◆ TEKS BACAAN
┏━━

Nasionalisme di Indonesia berupaya lebih moderat dan menahan diri. Sikap moderat berarti kembali bekerja sama dengan pemerintah kolonial Belanda (kooperasi). Sikap ini diambil agar organisasi pergerakan tidak dibubarkan Belanda dan para tokoh tidak ditangkap ataupun diasingkan. Diharapkan, kelangsungan hidup organisasi pergerakan serta kesinambungan perjuangan menuju Indonesia merdeka tetap terjaga. Organisasi yang berkembang pada periode ini adalah Parindra, GAPI, Gerindo. Mereka memaksimalkan Volksraad sebagai wadah perjuangan meraih kemerdekaan sebab, hanya organisasi yang moderat-kooperatif yang dapat mengirim wakilnya di Volksraad.
A. Latar Belakang
Masa pemerintahan Gubernur Jendral Dirk Fock, memerintah pada 1921-1926, organisasi pergerakan dikendalikan dengan peraturan yang keras. Misal, pegawai negeri dilarang mengambil bagian atau memberi dukungan kepada pergerakan yang berniat merongrong kekuasaan pemerintah Belanda. Bila melanggar akan dipecat. Pada masa Gubernur Jendral B.C. de Jonge (1931-1936), banyak organisasi yang mengambil sikap radikal terhadap Belanda karena aturan yang diterapkan sangat keras. Hal ini, membuat kaum aktivis pergerakannya tidak leluasa mewujudkan cita-cita politik, yaitu kemerdekaan Indonesia. Melalui Vargader verbond (1933), ruang gerak aktivis pergerakan nasional semakin sempit.
Pada kenyataannya, langkah ini tidak menyurutkan langkah para tokoh pergerakan. Bagi mereka, “menolak bekerjasama dengan Belanda termasuk didalamnya menolak menaati segala peraturannya. Atas pilihan sikap tersebut mereka siap ditangkap dan dibuang ketempat yang jauh. Meski demikian, sikap radikal kurang menguntungkan Indonesia, mereka mengambil sikap yang lebih taktis dan moderat namun tidak meninggalkan visi dasar perjuangan mewujudkan kemerdekan Indonesia.

┗━━

◆ TUJUAN
Menurut teks bacaan tentang nasionalisme moderat, organisasi apa saja yang berkembang pada periode ini? Gunakan teks bacaan saja sebagai sumber jawaban.

◆ DATA YANG DISEDIAKAN

┏━━

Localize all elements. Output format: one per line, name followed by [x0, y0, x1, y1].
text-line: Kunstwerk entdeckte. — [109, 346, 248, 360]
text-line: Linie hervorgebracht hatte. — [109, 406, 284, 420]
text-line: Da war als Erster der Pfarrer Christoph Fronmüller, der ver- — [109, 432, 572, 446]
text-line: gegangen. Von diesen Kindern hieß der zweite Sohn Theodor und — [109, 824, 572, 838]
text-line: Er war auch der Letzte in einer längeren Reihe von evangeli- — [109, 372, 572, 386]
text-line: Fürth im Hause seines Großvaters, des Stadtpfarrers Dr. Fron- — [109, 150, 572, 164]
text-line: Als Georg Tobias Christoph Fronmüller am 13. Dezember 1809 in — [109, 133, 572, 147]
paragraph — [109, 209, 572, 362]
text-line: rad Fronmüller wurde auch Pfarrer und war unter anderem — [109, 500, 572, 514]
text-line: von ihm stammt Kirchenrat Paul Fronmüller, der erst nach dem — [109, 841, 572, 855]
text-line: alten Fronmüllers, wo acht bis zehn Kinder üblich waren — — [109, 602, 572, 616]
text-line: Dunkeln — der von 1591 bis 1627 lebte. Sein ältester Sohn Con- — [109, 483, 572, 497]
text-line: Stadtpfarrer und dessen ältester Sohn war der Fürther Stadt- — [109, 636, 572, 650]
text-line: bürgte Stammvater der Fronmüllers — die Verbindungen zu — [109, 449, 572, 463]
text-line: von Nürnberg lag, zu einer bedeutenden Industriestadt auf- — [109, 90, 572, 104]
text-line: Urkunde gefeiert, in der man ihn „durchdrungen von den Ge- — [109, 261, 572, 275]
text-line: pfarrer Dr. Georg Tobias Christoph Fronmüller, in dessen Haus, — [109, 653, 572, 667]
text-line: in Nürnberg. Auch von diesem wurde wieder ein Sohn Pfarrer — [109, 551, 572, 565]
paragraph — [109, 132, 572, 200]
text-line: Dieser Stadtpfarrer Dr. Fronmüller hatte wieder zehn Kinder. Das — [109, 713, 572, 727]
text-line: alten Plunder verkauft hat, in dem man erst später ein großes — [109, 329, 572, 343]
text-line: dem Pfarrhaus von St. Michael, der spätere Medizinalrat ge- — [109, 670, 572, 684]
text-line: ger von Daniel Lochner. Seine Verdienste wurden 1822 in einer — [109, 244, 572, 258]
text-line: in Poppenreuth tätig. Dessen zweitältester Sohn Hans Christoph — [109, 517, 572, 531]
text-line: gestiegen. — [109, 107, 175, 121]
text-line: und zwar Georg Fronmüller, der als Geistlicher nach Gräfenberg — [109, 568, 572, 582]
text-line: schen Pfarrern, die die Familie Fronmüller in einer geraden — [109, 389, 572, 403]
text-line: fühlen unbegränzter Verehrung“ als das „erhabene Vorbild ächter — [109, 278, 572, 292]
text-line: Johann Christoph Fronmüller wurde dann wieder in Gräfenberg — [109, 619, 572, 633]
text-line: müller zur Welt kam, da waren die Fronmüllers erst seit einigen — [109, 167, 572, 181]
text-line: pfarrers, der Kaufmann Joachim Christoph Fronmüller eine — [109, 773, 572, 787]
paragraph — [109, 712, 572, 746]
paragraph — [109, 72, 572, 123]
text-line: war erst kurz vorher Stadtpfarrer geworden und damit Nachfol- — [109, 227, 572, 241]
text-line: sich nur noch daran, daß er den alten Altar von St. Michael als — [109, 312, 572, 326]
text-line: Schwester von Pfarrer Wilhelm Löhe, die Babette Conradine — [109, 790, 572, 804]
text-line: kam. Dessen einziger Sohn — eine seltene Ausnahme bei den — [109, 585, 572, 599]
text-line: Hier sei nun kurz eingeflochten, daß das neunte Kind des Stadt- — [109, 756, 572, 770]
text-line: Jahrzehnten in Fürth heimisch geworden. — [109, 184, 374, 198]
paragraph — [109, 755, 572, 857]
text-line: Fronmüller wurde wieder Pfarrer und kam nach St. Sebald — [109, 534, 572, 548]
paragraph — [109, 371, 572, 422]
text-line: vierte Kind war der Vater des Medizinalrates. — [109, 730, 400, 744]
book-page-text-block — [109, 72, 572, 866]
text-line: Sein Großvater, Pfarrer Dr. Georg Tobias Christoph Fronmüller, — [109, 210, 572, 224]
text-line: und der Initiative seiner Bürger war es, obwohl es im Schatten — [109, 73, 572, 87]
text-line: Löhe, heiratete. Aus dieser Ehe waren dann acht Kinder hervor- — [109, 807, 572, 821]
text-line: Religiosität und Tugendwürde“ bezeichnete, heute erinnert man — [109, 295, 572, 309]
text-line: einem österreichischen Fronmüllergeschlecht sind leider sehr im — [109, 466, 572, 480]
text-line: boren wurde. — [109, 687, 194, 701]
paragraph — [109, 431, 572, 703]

┗━━

◆ JAWABAN TUGAS
Parindra, GAPI, dan Gerindo.